*DIRECTIVE:* Return each line of the material verbatim.

Data excerpts:
++++++++
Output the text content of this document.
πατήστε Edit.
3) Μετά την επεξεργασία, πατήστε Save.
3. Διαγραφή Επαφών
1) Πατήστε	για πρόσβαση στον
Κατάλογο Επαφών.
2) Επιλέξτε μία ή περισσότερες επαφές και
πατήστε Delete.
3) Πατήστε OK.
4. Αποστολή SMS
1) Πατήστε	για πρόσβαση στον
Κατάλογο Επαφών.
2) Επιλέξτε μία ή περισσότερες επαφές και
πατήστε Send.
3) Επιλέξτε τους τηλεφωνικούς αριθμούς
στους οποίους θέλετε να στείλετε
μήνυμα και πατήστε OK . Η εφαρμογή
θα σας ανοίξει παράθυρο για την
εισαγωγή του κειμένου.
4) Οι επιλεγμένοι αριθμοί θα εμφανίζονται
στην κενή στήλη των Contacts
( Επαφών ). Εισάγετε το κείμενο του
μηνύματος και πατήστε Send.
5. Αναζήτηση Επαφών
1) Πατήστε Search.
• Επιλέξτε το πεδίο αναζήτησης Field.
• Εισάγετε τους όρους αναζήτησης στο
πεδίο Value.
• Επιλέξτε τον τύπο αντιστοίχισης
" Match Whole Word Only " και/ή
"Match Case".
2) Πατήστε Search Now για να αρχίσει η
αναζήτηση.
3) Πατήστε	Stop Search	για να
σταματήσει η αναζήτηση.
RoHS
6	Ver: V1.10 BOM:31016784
++++++++
*TASK OUTPUT:*
Output the text content of this document.
πατήστε Edit.
3) Μετά την επεξεργασία, πατήστε Save.
3. Διαγραφή Επαφών
1) Πατήστε	για πρόσβαση στον
Κατάλογο Επαφών.
2) Επιλέξτε μία ή περισσότερες επαφές και
πατήστε Delete.
3) Πατήστε OK.
4. Αποστολή SMS
1) Πατήστε	για πρόσβαση στον
Κατάλογο Επαφών.
2) Επιλέξτε μία ή περισσότερες επαφές και
πατήστε Send.
3) Επιλέξτε τους τηλεφωνικούς αριθμούς
στους οποίους θέλετε να στείλετε
μήνυμα και πατήστε OK . Η εφαρμογή
θα σας ανοίξει παράθυρο για την
εισαγωγή του κειμένου.
4) Οι επιλεγμένοι αριθμοί θα εμφανίζονται
στην κενή στήλη των Contacts
( Επαφών ). Εισάγετε το κείμενο του
μηνύματος και πατήστε Send.
5. Αναζήτηση Επαφών
1) Πατήστε Search.
• Επιλέξτε το πεδίο αναζήτησης Field.
• Εισάγετε τους όρους αναζήτησης στο
πεδίο Value.
• Επιλέξτε τον τύπο αντιστοίχισης
" Match Whole Word Only " και/ή
"Match Case".
2) Πατήστε Search Now για να αρχίσει η
αναζήτηση.
3) Πατήστε	Stop Search	για να
σταματήσει η αναζήτηση.
RoHS
6	Ver: V1.10 BOM:31016784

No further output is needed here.